Exercise goal |
Images should be left out, and everything else in the listing reproduced exactly.

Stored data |
=-=-=
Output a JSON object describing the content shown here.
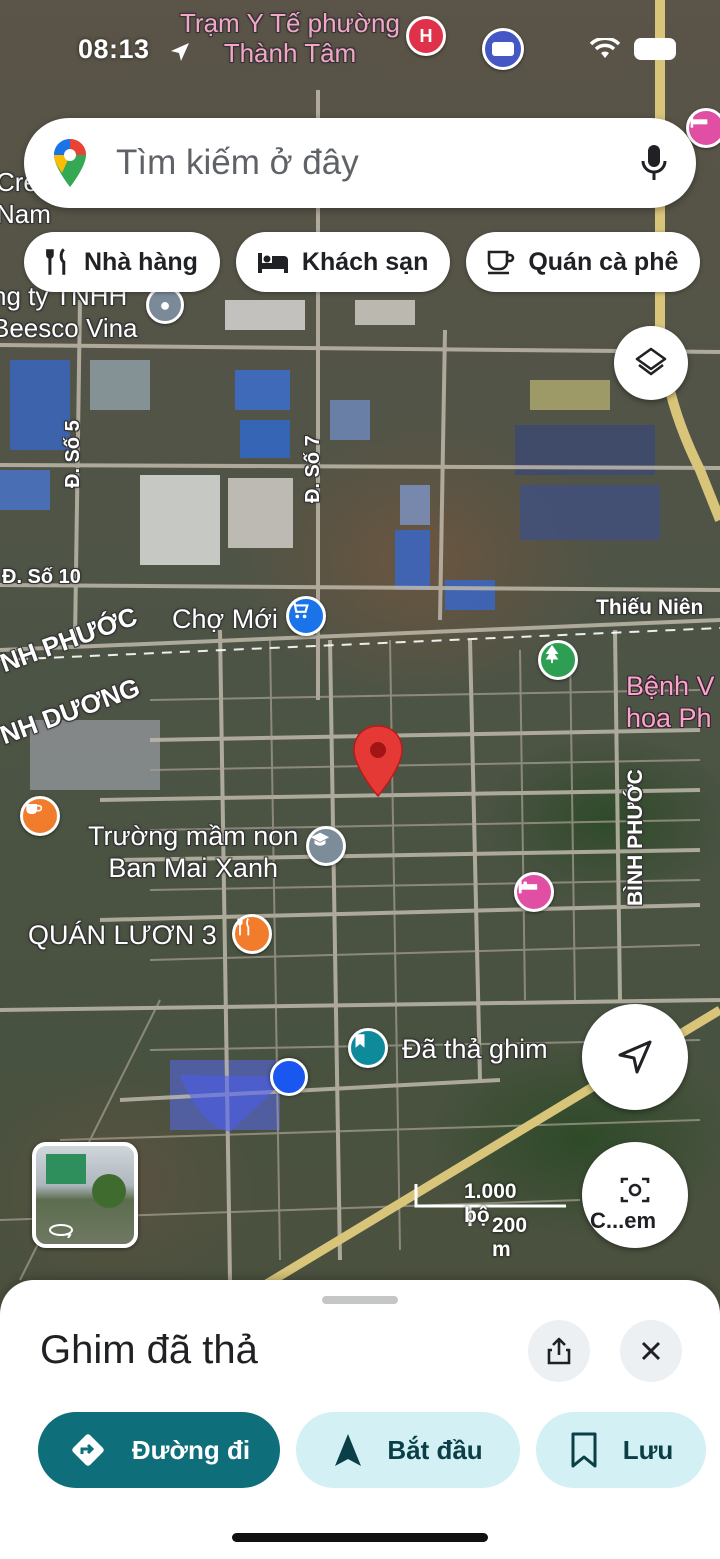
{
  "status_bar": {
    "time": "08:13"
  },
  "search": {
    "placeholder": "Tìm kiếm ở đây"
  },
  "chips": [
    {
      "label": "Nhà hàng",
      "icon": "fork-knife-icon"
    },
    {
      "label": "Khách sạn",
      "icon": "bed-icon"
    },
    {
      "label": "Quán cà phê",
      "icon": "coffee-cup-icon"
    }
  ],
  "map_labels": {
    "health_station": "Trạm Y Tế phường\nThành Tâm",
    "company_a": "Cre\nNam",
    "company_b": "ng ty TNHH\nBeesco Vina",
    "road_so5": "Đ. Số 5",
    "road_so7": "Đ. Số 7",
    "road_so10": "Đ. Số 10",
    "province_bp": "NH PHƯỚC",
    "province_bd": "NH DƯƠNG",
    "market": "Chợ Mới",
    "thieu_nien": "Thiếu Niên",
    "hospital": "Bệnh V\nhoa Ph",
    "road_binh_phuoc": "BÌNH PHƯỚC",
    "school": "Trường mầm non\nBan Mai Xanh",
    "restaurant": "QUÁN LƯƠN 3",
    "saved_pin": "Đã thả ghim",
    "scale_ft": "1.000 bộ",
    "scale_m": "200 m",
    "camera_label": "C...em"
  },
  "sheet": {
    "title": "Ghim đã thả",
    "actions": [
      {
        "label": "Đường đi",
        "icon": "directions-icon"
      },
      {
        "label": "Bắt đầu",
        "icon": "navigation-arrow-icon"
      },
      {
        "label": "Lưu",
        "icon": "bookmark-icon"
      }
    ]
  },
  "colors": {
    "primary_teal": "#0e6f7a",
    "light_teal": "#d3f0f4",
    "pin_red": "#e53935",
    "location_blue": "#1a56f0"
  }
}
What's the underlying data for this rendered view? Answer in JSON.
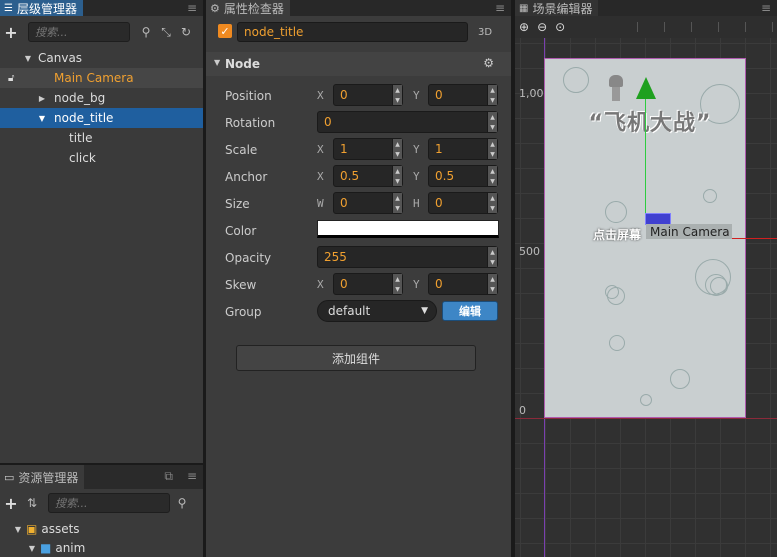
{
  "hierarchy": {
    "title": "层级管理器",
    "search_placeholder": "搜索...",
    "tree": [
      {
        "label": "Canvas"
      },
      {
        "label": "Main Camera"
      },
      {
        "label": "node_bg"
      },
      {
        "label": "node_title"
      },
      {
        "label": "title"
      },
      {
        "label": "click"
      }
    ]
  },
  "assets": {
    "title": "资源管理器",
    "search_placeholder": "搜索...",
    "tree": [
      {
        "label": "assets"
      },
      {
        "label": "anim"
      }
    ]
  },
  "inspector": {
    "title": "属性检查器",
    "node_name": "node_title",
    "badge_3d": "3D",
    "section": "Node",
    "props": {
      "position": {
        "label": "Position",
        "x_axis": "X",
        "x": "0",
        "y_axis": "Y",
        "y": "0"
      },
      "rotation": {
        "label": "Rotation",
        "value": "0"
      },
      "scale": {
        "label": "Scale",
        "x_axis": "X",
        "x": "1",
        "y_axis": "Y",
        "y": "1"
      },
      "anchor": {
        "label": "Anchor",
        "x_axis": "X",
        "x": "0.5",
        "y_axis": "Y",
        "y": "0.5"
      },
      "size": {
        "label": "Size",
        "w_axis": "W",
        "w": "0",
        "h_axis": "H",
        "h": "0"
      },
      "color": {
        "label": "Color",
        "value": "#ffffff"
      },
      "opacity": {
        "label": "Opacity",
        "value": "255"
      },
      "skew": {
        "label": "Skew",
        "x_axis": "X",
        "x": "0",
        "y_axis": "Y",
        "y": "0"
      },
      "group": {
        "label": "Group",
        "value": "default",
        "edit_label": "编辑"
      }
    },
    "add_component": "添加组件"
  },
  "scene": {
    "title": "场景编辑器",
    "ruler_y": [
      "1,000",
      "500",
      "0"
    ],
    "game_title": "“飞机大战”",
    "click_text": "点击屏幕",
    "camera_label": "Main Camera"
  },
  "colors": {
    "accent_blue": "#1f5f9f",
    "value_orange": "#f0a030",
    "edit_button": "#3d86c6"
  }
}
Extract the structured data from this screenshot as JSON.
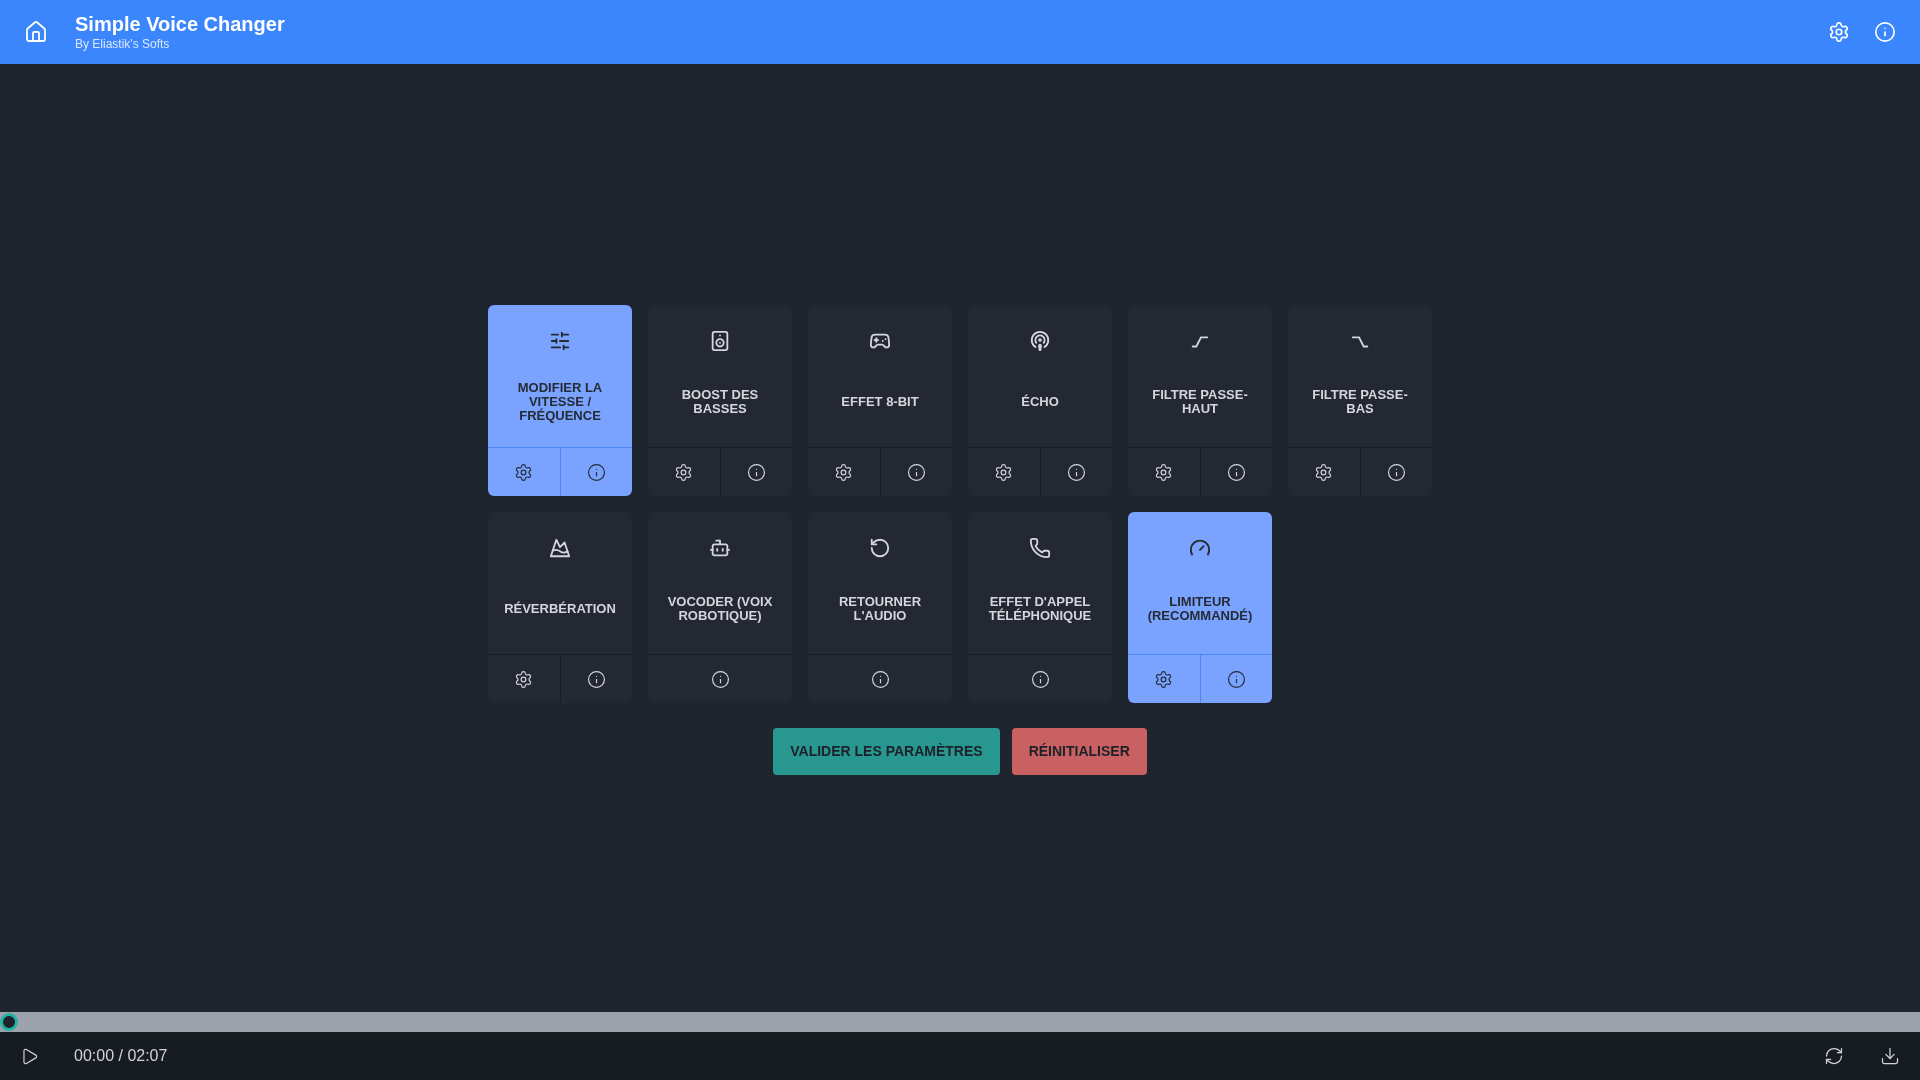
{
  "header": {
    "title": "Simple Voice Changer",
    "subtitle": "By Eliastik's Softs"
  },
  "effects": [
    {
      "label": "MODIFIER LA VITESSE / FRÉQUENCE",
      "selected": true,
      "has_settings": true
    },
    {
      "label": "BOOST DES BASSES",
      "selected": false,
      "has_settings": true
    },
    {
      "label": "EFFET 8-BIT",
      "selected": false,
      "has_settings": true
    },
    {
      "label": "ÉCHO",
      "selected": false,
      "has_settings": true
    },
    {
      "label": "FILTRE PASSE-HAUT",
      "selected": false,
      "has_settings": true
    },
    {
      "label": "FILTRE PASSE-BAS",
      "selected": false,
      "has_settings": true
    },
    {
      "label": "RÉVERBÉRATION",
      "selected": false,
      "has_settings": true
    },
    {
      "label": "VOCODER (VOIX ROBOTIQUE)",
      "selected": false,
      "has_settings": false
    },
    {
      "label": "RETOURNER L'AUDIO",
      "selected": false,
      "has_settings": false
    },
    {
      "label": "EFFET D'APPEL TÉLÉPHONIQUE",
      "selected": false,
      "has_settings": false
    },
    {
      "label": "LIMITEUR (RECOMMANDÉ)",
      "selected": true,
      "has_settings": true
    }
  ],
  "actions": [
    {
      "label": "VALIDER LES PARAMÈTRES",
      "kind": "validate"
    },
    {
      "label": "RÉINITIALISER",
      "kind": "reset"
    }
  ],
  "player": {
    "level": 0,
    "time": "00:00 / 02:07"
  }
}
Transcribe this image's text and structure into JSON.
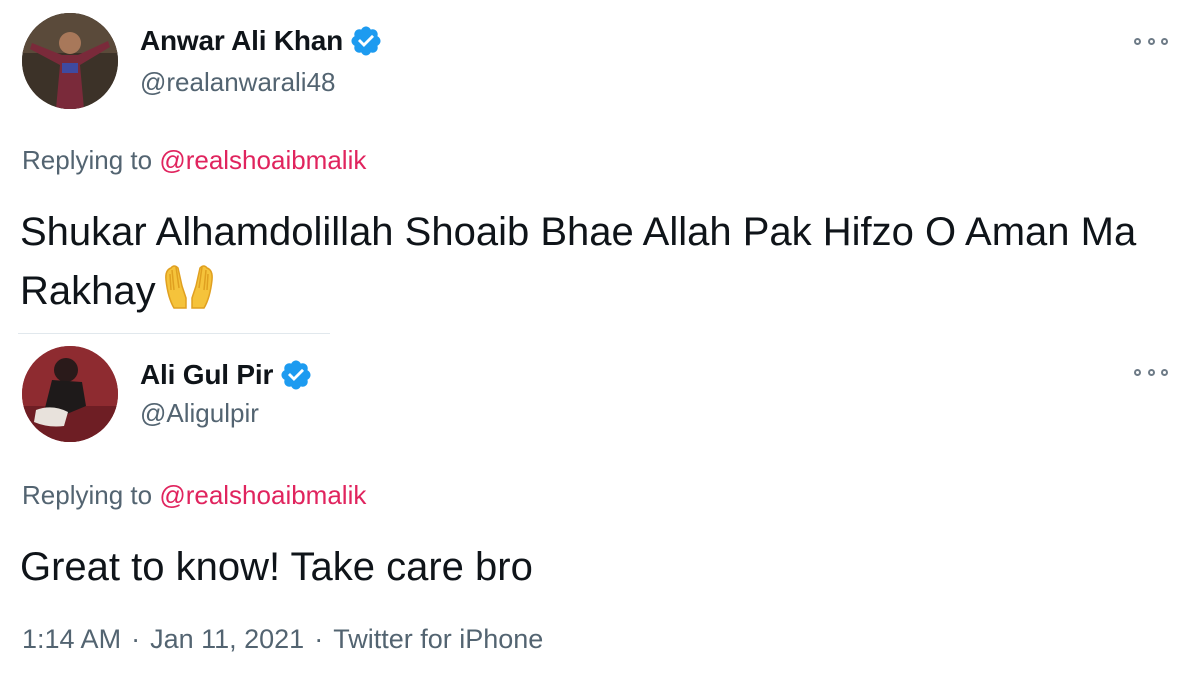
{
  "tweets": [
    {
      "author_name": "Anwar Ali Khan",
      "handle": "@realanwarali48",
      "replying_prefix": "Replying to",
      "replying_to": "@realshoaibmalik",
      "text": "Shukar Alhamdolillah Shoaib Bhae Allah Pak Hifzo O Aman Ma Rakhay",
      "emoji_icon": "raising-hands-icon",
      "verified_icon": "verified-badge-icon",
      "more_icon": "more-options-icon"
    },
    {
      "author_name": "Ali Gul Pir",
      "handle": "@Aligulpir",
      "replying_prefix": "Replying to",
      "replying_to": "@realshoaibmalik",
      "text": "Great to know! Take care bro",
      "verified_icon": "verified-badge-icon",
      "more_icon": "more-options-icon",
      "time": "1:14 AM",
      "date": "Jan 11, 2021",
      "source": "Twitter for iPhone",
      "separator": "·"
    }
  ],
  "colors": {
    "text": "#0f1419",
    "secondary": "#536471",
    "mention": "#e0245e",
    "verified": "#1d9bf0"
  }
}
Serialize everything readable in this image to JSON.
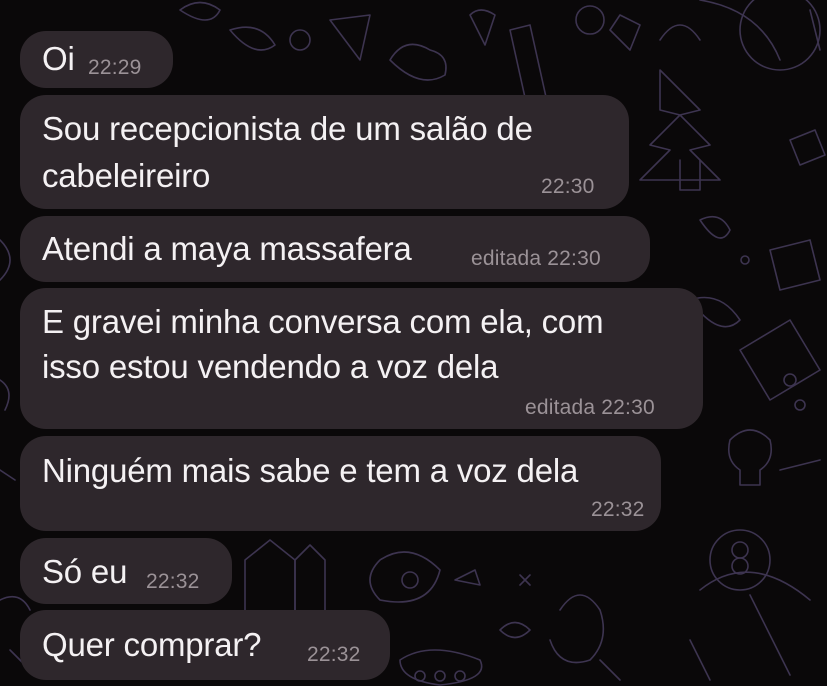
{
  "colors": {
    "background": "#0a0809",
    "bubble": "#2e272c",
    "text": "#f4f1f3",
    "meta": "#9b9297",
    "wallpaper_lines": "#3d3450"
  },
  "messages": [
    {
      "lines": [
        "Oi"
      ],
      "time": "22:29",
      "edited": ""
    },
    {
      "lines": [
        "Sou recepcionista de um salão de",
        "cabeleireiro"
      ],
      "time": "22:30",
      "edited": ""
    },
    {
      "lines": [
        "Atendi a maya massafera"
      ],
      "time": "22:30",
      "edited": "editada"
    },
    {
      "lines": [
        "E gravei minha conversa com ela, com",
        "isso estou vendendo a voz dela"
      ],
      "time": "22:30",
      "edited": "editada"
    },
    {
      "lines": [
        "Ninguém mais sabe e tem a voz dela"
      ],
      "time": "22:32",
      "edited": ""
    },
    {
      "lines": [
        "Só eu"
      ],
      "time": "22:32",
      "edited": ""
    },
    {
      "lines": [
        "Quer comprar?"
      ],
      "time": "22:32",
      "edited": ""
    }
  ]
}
=-=-=
Task output |
Output a JSON object describing the content shown here.
{
  "status_bar": {
    "time": "08:13"
  },
  "search": {
    "placeholder": "Tìm kiếm ở đây"
  },
  "chips": [
    {
      "label": "Nhà hàng",
      "icon": "fork-knife-icon"
    },
    {
      "label": "Khách sạn",
      "icon": "bed-icon"
    },
    {
      "label": "Quán cà phê",
      "icon": "coffee-cup-icon"
    }
  ],
  "map_labels": {
    "health_station": "Trạm Y Tế phường\nThành Tâm",
    "company_a": "Cre\nNam",
    "company_b": "ng ty TNHH\nBeesco Vina",
    "road_so5": "Đ. Số 5",
    "road_so7": "Đ. Số 7",
    "road_so10": "Đ. Số 10",
    "province_bp": "NH PHƯỚC",
    "province_bd": "NH DƯƠNG",
    "market": "Chợ Mới",
    "thieu_nien": "Thiếu Niên",
    "hospital": "Bệnh V\nhoa Ph",
    "road_binh_phuoc": "BÌNH PHƯỚC",
    "school": "Trường mầm non\nBan Mai Xanh",
    "restaurant": "QUÁN LƯƠN 3",
    "saved_pin": "Đã thả ghim",
    "scale_ft": "1.000 bộ",
    "scale_m": "200 m",
    "camera_label": "C...em"
  },
  "sheet": {
    "title": "Ghim đã thả",
    "actions": [
      {
        "label": "Đường đi",
        "icon": "directions-icon"
      },
      {
        "label": "Bắt đầu",
        "icon": "navigation-arrow-icon"
      },
      {
        "label": "Lưu",
        "icon": "bookmark-icon"
      }
    ]
  },
  "colors": {
    "primary_teal": "#0e6f7a",
    "light_teal": "#d3f0f4",
    "pin_red": "#e53935",
    "location_blue": "#1a56f0"
  }
}
What's the underlying data for this rendered view? Answer in JSON.
{
  "hierarchy": {
    "title": "层级管理器",
    "search_placeholder": "搜索...",
    "tree": [
      {
        "label": "Canvas"
      },
      {
        "label": "Main Camera"
      },
      {
        "label": "node_bg"
      },
      {
        "label": "node_title"
      },
      {
        "label": "title"
      },
      {
        "label": "click"
      }
    ]
  },
  "assets": {
    "title": "资源管理器",
    "search_placeholder": "搜索...",
    "tree": [
      {
        "label": "assets"
      },
      {
        "label": "anim"
      }
    ]
  },
  "inspector": {
    "title": "属性检查器",
    "node_name": "node_title",
    "badge_3d": "3D",
    "section": "Node",
    "props": {
      "position": {
        "label": "Position",
        "x_axis": "X",
        "x": "0",
        "y_axis": "Y",
        "y": "0"
      },
      "rotation": {
        "label": "Rotation",
        "value": "0"
      },
      "scale": {
        "label": "Scale",
        "x_axis": "X",
        "x": "1",
        "y_axis": "Y",
        "y": "1"
      },
      "anchor": {
        "label": "Anchor",
        "x_axis": "X",
        "x": "0.5",
        "y_axis": "Y",
        "y": "0.5"
      },
      "size": {
        "label": "Size",
        "w_axis": "W",
        "w": "0",
        "h_axis": "H",
        "h": "0"
      },
      "color": {
        "label": "Color",
        "value": "#ffffff"
      },
      "opacity": {
        "label": "Opacity",
        "value": "255"
      },
      "skew": {
        "label": "Skew",
        "x_axis": "X",
        "x": "0",
        "y_axis": "Y",
        "y": "0"
      },
      "group": {
        "label": "Group",
        "value": "default",
        "edit_label": "编辑"
      }
    },
    "add_component": "添加组件"
  },
  "scene": {
    "title": "场景编辑器",
    "ruler_y": [
      "1,000",
      "500",
      "0"
    ],
    "game_title": "“飞机大战”",
    "click_text": "点击屏幕",
    "camera_label": "Main Camera"
  },
  "colors": {
    "accent_blue": "#1f5f9f",
    "value_orange": "#f0a030",
    "edit_button": "#3d86c6"
  }
}
Extract the structured data from this screenshot as JSON.
{
  "header": {
    "title": "Simple Voice Changer",
    "subtitle": "By Eliastik's Softs"
  },
  "effects": [
    {
      "label": "MODIFIER LA VITESSE / FRÉQUENCE",
      "selected": true,
      "has_settings": true
    },
    {
      "label": "BOOST DES BASSES",
      "selected": false,
      "has_settings": true
    },
    {
      "label": "EFFET 8-BIT",
      "selected": false,
      "has_settings": true
    },
    {
      "label": "ÉCHO",
      "selected": false,
      "has_settings": true
    },
    {
      "label": "FILTRE PASSE-HAUT",
      "selected": false,
      "has_settings": true
    },
    {
      "label": "FILTRE PASSE-BAS",
      "selected": false,
      "has_settings": true
    },
    {
      "label": "RÉVERBÉRATION",
      "selected": false,
      "has_settings": true
    },
    {
      "label": "VOCODER (VOIX ROBOTIQUE)",
      "selected": false,
      "has_settings": false
    },
    {
      "label": "RETOURNER L'AUDIO",
      "selected": false,
      "has_settings": false
    },
    {
      "label": "EFFET D'APPEL TÉLÉPHONIQUE",
      "selected": false,
      "has_settings": false
    },
    {
      "label": "LIMITEUR (RECOMMANDÉ)",
      "selected": true,
      "has_settings": true
    }
  ],
  "actions": [
    {
      "label": "VALIDER LES PARAMÈTRES",
      "kind": "validate"
    },
    {
      "label": "RÉINITIALISER",
      "kind": "reset"
    }
  ],
  "player": {
    "level": 0,
    "time": "00:00 / 02:07"
  }
}
Transcribe this image's text and structure into JSON.
{
  "tweets": [
    {
      "author_name": "Anwar Ali Khan",
      "handle": "@realanwarali48",
      "replying_prefix": "Replying to",
      "replying_to": "@realshoaibmalik",
      "text": "Shukar Alhamdolillah Shoaib Bhae Allah Pak Hifzo O Aman Ma Rakhay",
      "emoji_icon": "raising-hands-icon",
      "verified_icon": "verified-badge-icon",
      "more_icon": "more-options-icon"
    },
    {
      "author_name": "Ali Gul Pir",
      "handle": "@Aligulpir",
      "replying_prefix": "Replying to",
      "replying_to": "@realshoaibmalik",
      "text": "Great to know! Take care bro",
      "verified_icon": "verified-badge-icon",
      "more_icon": "more-options-icon",
      "time": "1:14 AM",
      "date": "Jan 11, 2021",
      "source": "Twitter for iPhone",
      "separator": "·"
    }
  ],
  "colors": {
    "text": "#0f1419",
    "secondary": "#536471",
    "mention": "#e0245e",
    "verified": "#1d9bf0"
  }
}
Serialize everything readable in this image to JSON.
{
  "colors": {
    "background": "#0a0809",
    "bubble": "#2e272c",
    "text": "#f4f1f3",
    "meta": "#9b9297",
    "wallpaper_lines": "#3d3450"
  },
  "messages": [
    {
      "lines": [
        "Oi"
      ],
      "time": "22:29",
      "edited": ""
    },
    {
      "lines": [
        "Sou recepcionista de um salão de",
        "cabeleireiro"
      ],
      "time": "22:30",
      "edited": ""
    },
    {
      "lines": [
        "Atendi a maya massafera"
      ],
      "time": "22:30",
      "edited": "editada"
    },
    {
      "lines": [
        "E gravei minha conversa com ela, com",
        "isso estou vendendo a voz dela"
      ],
      "time": "22:30",
      "edited": "editada"
    },
    {
      "lines": [
        "Ninguém mais sabe e tem a voz dela"
      ],
      "time": "22:32",
      "edited": ""
    },
    {
      "lines": [
        "Só eu"
      ],
      "time": "22:32",
      "edited": ""
    },
    {
      "lines": [
        "Quer comprar?"
      ],
      "time": "22:32",
      "edited": ""
    }
  ]
}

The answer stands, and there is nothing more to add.